## Task prompt
Copy every record below, exactly as written.

## Figure dataset records
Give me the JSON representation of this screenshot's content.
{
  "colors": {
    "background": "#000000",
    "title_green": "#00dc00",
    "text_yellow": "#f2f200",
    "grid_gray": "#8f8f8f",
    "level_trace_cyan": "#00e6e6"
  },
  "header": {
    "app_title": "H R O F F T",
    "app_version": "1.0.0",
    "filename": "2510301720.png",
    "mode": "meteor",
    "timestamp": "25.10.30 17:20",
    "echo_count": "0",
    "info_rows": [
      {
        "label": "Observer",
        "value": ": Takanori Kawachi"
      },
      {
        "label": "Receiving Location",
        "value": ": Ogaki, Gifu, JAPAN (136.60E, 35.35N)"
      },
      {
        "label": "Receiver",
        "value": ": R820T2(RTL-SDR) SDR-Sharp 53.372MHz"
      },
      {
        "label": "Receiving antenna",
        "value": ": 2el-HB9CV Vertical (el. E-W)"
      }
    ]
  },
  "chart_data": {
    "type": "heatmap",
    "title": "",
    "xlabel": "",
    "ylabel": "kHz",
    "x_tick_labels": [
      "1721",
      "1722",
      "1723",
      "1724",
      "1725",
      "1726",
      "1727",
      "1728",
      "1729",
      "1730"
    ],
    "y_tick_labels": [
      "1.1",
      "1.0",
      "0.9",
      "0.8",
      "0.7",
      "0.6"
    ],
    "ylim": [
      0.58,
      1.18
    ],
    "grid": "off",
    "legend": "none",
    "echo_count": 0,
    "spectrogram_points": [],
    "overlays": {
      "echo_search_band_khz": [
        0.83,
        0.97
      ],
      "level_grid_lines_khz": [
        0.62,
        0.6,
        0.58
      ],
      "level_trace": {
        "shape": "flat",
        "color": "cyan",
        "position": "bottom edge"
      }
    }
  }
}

## Answer to the exercise
Give me the JSON representation of this screenshot's content.
{
  "colors": {
    "background": "#000000",
    "title_green": "#00dc00",
    "text_yellow": "#f2f200",
    "grid_gray": "#8f8f8f",
    "level_trace_cyan": "#00e6e6"
  },
  "header": {
    "app_title": "H R O F F T",
    "app_version": "1.0.0",
    "filename": "2510301720.png",
    "mode": "meteor",
    "timestamp": "25.10.30 17:20",
    "echo_count": "0",
    "info_rows": [
      {
        "label": "Observer",
        "value": ": Takanori Kawachi"
      },
      {
        "label": "Receiving Location",
        "value": ": Ogaki, Gifu, JAPAN (136.60E, 35.35N)"
      },
      {
        "label": "Receiver",
        "value": ": R820T2(RTL-SDR) SDR-Sharp 53.372MHz"
      },
      {
        "label": "Receiving antenna",
        "value": ": 2el-HB9CV Vertical (el. E-W)"
      }
    ]
  },
  "chart_data": {
    "type": "heatmap",
    "title": "",
    "xlabel": "",
    "ylabel": "kHz",
    "x_tick_labels": [
      "1721",
      "1722",
      "1723",
      "1724",
      "1725",
      "1726",
      "1727",
      "1728",
      "1729",
      "1730"
    ],
    "y_tick_labels": [
      "1.1",
      "1.0",
      "0.9",
      "0.8",
      "0.7",
      "0.6"
    ],
    "ylim": [
      0.58,
      1.18
    ],
    "grid": "off",
    "legend": "none",
    "echo_count": 0,
    "spectrogram_points": [],
    "overlays": {
      "echo_search_band_khz": [
        0.83,
        0.97
      ],
      "level_grid_lines_khz": [
        0.62,
        0.6,
        0.58
      ],
      "level_trace": {
        "shape": "flat",
        "color": "cyan",
        "position": "bottom edge"
      }
    }
  }
}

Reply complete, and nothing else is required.